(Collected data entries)
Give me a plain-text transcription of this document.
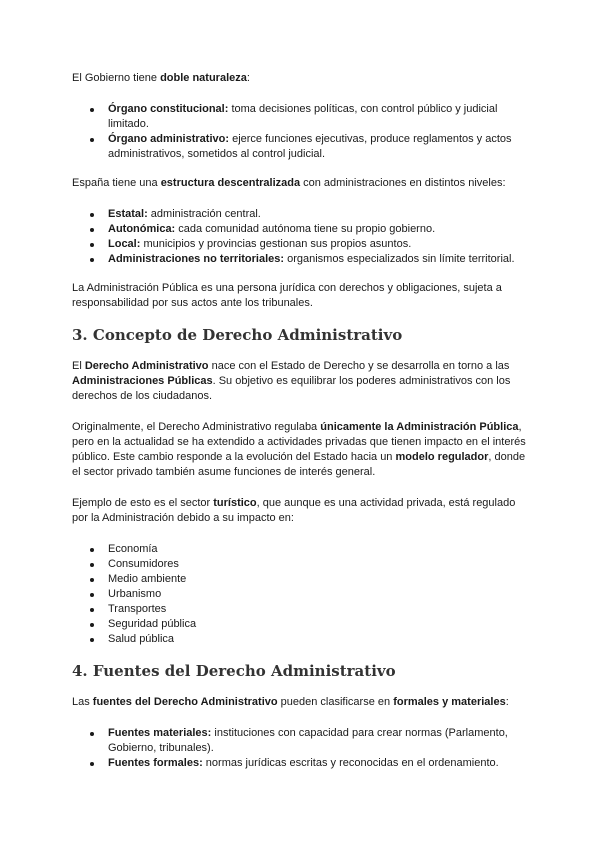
El Gobierno tiene doble naturaleza:

Órgano constitucional: toma decisiones políticas, con control público y judicial limitado.
Órgano administrativo: ejerce funciones ejecutivas, produce reglamentos y actos administrativos, sometidos al control judicial.

España tiene una estructura descentralizada con administraciones en distintos niveles:

Estatal: administración central.
Autonómica: cada comunidad autónoma tiene su propio gobierno.
Local: municipios y provincias gestionan sus propios asuntos.
Administraciones no territoriales: organismos especializados sin límite territorial.

La Administración Pública es una persona jurídica con derechos y obligaciones, sujeta a responsabilidad por sus actos ante los tribunales.

3. Concepto de Derecho Administrativo

El Derecho Administrativo nace con el Estado de Derecho y se desarrolla en torno a las Administraciones Públicas. Su objetivo es equilibrar los poderes administrativos con los derechos de los ciudadanos.

Originalmente, el Derecho Administrativo regulaba únicamente la Administración Pública, pero en la actualidad se ha extendido a actividades privadas que tienen impacto en el interés público. Este cambio responde a la evolución del Estado hacia un modelo regulador, donde el sector privado también asume funciones de interés general.

Ejemplo de esto es el sector turístico, que aunque es una actividad privada, está regulado por la Administración debido a su impacto en:

Economía
Consumidores
Medio ambiente
Urbanismo
Transportes
Seguridad pública
Salud pública
4. Fuentes del Derecho Administrativo

Las fuentes del Derecho Administrativo pueden clasificarse en formales y materiales:

Fuentes materiales: instituciones con capacidad para crear normas (Parlamento, Gobierno, tribunales).
Fuentes formales: normas jurídicas escritas y reconocidas en el ordenamiento.
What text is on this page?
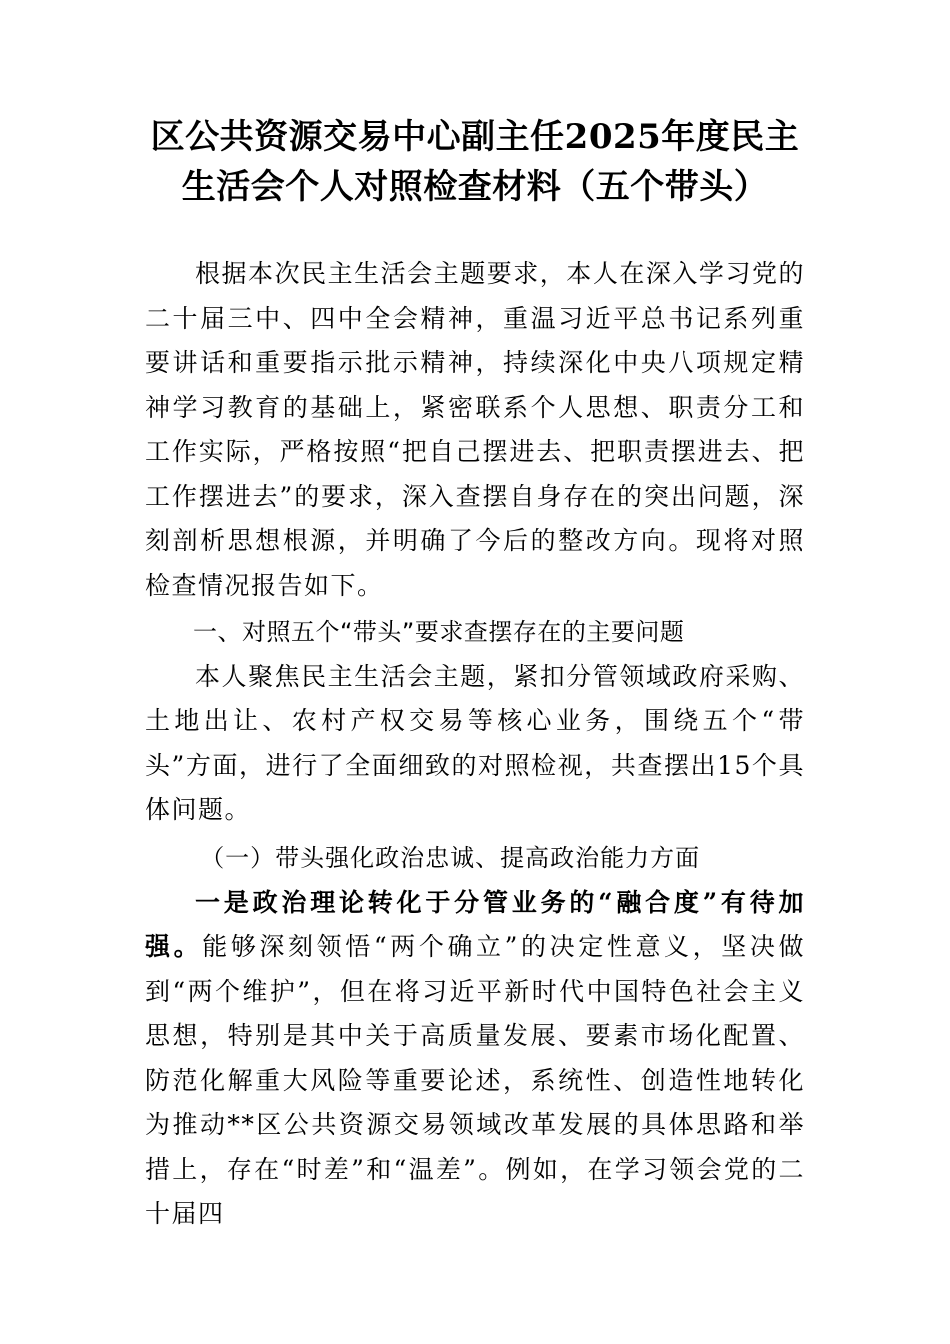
区公共资源交易中心副主任2025年度民主
生活会个人对照检查材料（五个带头）

根据本次民主生活会主题要求，本人在深入学习党的二十届三中、四中全会精神，重温习近平总书记系列重要讲话和重要指示批示精神，持续深化中央八项规定精神学习教育的基础上，紧密联系个人思想、职责分工和工作实际，严格按照“把自己摆进去、把职责摆进去、把工作摆进去”的要求，深入查摆自身存在的突出问题，深刻剖析思想根源，并明确了今后的整改方向。现将对照检查情况报告如下。

一、对照五个“带头”要求查摆存在的主要问题

本人聚焦民主生活会主题，紧扣分管领域政府采购、土地出让、农村产权交易等核心业务，围绕五个“带头”方面，进行了全面细致的对照检视，共查摆出15个具体问题。

（一）带头强化政治忠诚、提高政治能力方面

一是政治理论转化于分管业务的“融合度”有待加强。能够深刻领悟“两个确立”的决定性意义，坚决做到“两个维护”，但在将习近平新时代中国特色社会主义思想，特别是其中关于高质量发展、要素市场化配置、防范化解重大风险等重要论述，系统性、创造性地转化为推动**区公共资源交易领域改革发展的具体思路和举措上，存在“时差”和“温差”。例如，在学习领会党的二十届四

**EXERCISE DIRECTIONS:**
Write out, word for word, the line containing "What text is on this page?" and each line after it to the end of the data, and nothing more. Drop the pictures.

**RESULT OF THIS EXERCISE:**
What text is on this page?
区公共资源交易中心副主任2025年度民主
生活会个人对照检查材料（五个带头）

根据本次民主生活会主题要求，本人在深入学习党的二十届三中、四中全会精神，重温习近平总书记系列重要讲话和重要指示批示精神，持续深化中央八项规定精神学习教育的基础上，紧密联系个人思想、职责分工和工作实际，严格按照“把自己摆进去、把职责摆进去、把工作摆进去”的要求，深入查摆自身存在的突出问题，深刻剖析思想根源，并明确了今后的整改方向。现将对照检查情况报告如下。

一、对照五个“带头”要求查摆存在的主要问题

本人聚焦民主生活会主题，紧扣分管领域政府采购、土地出让、农村产权交易等核心业务，围绕五个“带头”方面，进行了全面细致的对照检视，共查摆出15个具体问题。

（一）带头强化政治忠诚、提高政治能力方面

一是政治理论转化于分管业务的“融合度”有待加强。能够深刻领悟“两个确立”的决定性意义，坚决做到“两个维护”，但在将习近平新时代中国特色社会主义思想，特别是其中关于高质量发展、要素市场化配置、防范化解重大风险等重要论述，系统性、创造性地转化为推动**区公共资源交易领域改革发展的具体思路和举措上，存在“时差”和“温差”。例如，在学习领会党的二十届四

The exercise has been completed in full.